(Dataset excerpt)
====

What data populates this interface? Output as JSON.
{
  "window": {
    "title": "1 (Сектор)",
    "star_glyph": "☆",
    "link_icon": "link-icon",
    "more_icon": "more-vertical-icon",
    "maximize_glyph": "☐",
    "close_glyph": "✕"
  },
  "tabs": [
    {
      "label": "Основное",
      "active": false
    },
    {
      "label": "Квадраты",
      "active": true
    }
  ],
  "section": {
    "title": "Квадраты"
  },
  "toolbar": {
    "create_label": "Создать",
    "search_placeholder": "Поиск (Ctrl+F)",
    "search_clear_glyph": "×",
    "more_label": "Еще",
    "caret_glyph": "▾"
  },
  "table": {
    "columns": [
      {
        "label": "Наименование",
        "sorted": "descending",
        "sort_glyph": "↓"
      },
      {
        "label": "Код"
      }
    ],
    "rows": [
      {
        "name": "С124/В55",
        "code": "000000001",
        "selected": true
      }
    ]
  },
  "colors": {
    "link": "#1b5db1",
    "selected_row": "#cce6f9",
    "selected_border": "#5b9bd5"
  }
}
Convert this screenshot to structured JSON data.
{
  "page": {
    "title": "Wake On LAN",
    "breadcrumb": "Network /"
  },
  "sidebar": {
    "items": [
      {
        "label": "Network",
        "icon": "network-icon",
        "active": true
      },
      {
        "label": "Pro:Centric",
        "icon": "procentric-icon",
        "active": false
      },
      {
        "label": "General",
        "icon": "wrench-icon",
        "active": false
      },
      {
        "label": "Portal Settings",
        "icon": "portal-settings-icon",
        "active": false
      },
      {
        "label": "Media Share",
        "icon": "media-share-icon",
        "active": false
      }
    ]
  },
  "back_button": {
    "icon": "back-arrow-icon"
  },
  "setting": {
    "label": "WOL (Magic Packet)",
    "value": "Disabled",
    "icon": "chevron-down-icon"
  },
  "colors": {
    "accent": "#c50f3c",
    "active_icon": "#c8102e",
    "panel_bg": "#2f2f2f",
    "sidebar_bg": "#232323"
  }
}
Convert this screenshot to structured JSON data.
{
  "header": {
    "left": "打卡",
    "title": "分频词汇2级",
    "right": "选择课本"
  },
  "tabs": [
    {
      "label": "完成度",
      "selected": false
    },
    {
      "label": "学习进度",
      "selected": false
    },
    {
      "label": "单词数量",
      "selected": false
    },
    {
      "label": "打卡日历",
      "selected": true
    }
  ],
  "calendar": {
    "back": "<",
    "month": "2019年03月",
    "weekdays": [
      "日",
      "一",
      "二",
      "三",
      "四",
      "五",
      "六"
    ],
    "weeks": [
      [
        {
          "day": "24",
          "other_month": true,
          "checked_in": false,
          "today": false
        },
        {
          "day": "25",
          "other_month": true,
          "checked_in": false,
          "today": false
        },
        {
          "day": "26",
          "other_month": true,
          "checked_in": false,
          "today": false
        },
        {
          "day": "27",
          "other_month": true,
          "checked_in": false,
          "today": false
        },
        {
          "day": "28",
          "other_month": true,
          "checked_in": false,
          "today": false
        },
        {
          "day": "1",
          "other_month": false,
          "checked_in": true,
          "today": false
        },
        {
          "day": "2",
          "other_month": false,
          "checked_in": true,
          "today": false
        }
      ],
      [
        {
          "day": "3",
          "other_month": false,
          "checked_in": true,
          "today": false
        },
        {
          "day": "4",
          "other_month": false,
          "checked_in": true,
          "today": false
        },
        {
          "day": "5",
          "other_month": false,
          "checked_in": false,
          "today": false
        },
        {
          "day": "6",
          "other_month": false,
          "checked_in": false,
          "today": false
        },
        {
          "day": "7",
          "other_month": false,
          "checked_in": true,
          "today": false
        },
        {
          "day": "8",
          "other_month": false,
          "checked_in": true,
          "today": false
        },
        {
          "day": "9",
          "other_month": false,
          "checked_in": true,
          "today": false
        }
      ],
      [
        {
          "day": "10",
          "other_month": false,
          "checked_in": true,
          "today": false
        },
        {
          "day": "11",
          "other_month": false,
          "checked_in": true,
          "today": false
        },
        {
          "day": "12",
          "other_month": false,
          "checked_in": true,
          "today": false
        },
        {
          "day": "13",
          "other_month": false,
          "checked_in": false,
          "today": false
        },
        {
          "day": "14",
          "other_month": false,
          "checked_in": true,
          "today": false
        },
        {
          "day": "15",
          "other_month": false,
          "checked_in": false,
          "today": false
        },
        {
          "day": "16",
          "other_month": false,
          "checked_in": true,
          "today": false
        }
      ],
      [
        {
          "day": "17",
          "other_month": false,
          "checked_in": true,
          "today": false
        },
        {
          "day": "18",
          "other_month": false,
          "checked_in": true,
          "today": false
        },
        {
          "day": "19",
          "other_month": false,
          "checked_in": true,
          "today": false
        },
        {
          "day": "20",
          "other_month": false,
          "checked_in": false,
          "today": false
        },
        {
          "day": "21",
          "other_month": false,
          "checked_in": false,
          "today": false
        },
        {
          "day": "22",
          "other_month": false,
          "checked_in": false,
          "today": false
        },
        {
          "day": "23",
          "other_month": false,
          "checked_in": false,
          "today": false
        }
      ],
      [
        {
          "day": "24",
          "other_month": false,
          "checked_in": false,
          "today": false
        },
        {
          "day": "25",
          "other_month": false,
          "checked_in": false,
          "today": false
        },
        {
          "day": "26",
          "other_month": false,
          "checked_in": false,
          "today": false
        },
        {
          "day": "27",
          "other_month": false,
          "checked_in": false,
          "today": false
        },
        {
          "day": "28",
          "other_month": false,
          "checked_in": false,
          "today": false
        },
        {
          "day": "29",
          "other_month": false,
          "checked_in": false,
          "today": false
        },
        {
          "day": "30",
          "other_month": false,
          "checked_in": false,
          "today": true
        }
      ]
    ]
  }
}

====

_What the task requires:_
Exactly reproduce all of the entries above.

_Answer for this exercise:_
What data populates this interface? Output as JSON.
{
  "window": {
    "title": "1 (Сектор)",
    "star_glyph": "☆",
    "link_icon": "link-icon",
    "more_icon": "more-vertical-icon",
    "maximize_glyph": "☐",
    "close_glyph": "✕"
  },
  "tabs": [
    {
      "label": "Основное",
      "active": false
    },
    {
      "label": "Квадраты",
      "active": true
    }
  ],
  "section": {
    "title": "Квадраты"
  },
  "toolbar": {
    "create_label": "Создать",
    "search_placeholder": "Поиск (Ctrl+F)",
    "search_clear_glyph": "×",
    "more_label": "Еще",
    "caret_glyph": "▾"
  },
  "table": {
    "columns": [
      {
        "label": "Наименование",
        "sorted": "descending",
        "sort_glyph": "↓"
      },
      {
        "label": "Код"
      }
    ],
    "rows": [
      {
        "name": "С124/В55",
        "code": "000000001",
        "selected": true
      }
    ]
  },
  "colors": {
    "link": "#1b5db1",
    "selected_row": "#cce6f9",
    "selected_border": "#5b9bd5"
  }
}
Convert this screenshot to structured JSON data.
{
  "page": {
    "title": "Wake On LAN",
    "breadcrumb": "Network /"
  },
  "sidebar": {
    "items": [
      {
        "label": "Network",
        "icon": "network-icon",
        "active": true
      },
      {
        "label": "Pro:Centric",
        "icon": "procentric-icon",
        "active": false
      },
      {
        "label": "General",
        "icon": "wrench-icon",
        "active": false
      },
      {
        "label": "Portal Settings",
        "icon": "portal-settings-icon",
        "active": false
      },
      {
        "label": "Media Share",
        "icon": "media-share-icon",
        "active": false
      }
    ]
  },
  "back_button": {
    "icon": "back-arrow-icon"
  },
  "setting": {
    "label": "WOL (Magic Packet)",
    "value": "Disabled",
    "icon": "chevron-down-icon"
  },
  "colors": {
    "accent": "#c50f3c",
    "active_icon": "#c8102e",
    "panel_bg": "#2f2f2f",
    "sidebar_bg": "#232323"
  }
}
Convert this screenshot to structured JSON data.
{
  "header": {
    "left": "打卡",
    "title": "分频词汇2级",
    "right": "选择课本"
  },
  "tabs": [
    {
      "label": "完成度",
      "selected": false
    },
    {
      "label": "学习进度",
      "selected": false
    },
    {
      "label": "单词数量",
      "selected": false
    },
    {
      "label": "打卡日历",
      "selected": true
    }
  ],
  "calendar": {
    "back": "<",
    "month": "2019年03月",
    "weekdays": [
      "日",
      "一",
      "二",
      "三",
      "四",
      "五",
      "六"
    ],
    "weeks": [
      [
        {
          "day": "24",
          "other_month": true,
          "checked_in": false,
          "today": false
        },
        {
          "day": "25",
          "other_month": true,
          "checked_in": false,
          "today": false
        },
        {
          "day": "26",
          "other_month": true,
          "checked_in": false,
          "today": false
        },
        {
          "day": "27",
          "other_month": true,
          "checked_in": false,
          "today": false
        },
        {
          "day": "28",
          "other_month": true,
          "checked_in": false,
          "today": false
        },
        {
          "day": "1",
          "other_month": false,
          "checked_in": true,
          "today": false
        },
        {
          "day": "2",
          "other_month": false,
          "checked_in": true,
          "today": false
        }
      ],
      [
        {
          "day": "3",
          "other_month": false,
          "checked_in": true,
          "today": false
        },
        {
          "day": "4",
          "other_month": false,
          "checked_in": true,
          "today": false
        },
        {
          "day": "5",
          "other_month": false,
          "checked_in": false,
          "today": false
        },
        {
          "day": "6",
          "other_month": false,
          "checked_in": false,
          "today": false
        },
        {
          "day": "7",
          "other_month": false,
          "checked_in": true,
          "today": false
        },
        {
          "day": "8",
          "other_month": false,
          "checked_in": true,
          "today": false
        },
        {
          "day": "9",
          "other_month": false,
          "checked_in": true,
          "today": false
        }
      ],
      [
        {
          "day": "10",
          "other_month": false,
          "checked_in": true,
          "today": false
        },
        {
          "day": "11",
          "other_month": false,
          "checked_in": true,
          "today": false
        },
        {
          "day": "12",
          "other_month": false,
          "checked_in": true,
          "today": false
        },
        {
          "day": "13",
          "other_month": false,
          "checked_in": false,
          "today": false
        },
        {
          "day": "14",
          "other_month": false,
          "checked_in": true,
          "today": false
        },
        {
          "day": "15",
          "other_month": false,
          "checked_in": false,
          "today": false
        },
        {
          "day": "16",
          "other_month": false,
          "checked_in": true,
          "today": false
        }
      ],
      [
        {
          "day": "17",
          "other_month": false,
          "checked_in": true,
          "today": false
        },
        {
          "day": "18",
          "other_month": false,
          "checked_in": true,
          "today": false
        },
        {
          "day": "19",
          "other_month": false,
          "checked_in": true,
          "today": false
        },
        {
          "day": "20",
          "other_month": false,
          "checked_in": false,
          "today": false
        },
        {
          "day": "21",
          "other_month": false,
          "checked_in": false,
          "today": false
        },
        {
          "day": "22",
          "other_month": false,
          "checked_in": false,
          "today": false
        },
        {
          "day": "23",
          "other_month": false,
          "checked_in": false,
          "today": false
        }
      ],
      [
        {
          "day": "24",
          "other_month": false,
          "checked_in": false,
          "today": false
        },
        {
          "day": "25",
          "other_month": false,
          "checked_in": false,
          "today": false
        },
        {
          "day": "26",
          "other_month": false,
          "checked_in": false,
          "today": false
        },
        {
          "day": "27",
          "other_month": false,
          "checked_in": false,
          "today": false
        },
        {
          "day": "28",
          "other_month": false,
          "checked_in": false,
          "today": false
        },
        {
          "day": "29",
          "other_month": false,
          "checked_in": false,
          "today": false
        },
        {
          "day": "30",
          "other_month": false,
          "checked_in": false,
          "today": true
        }
      ]
    ]
  }
}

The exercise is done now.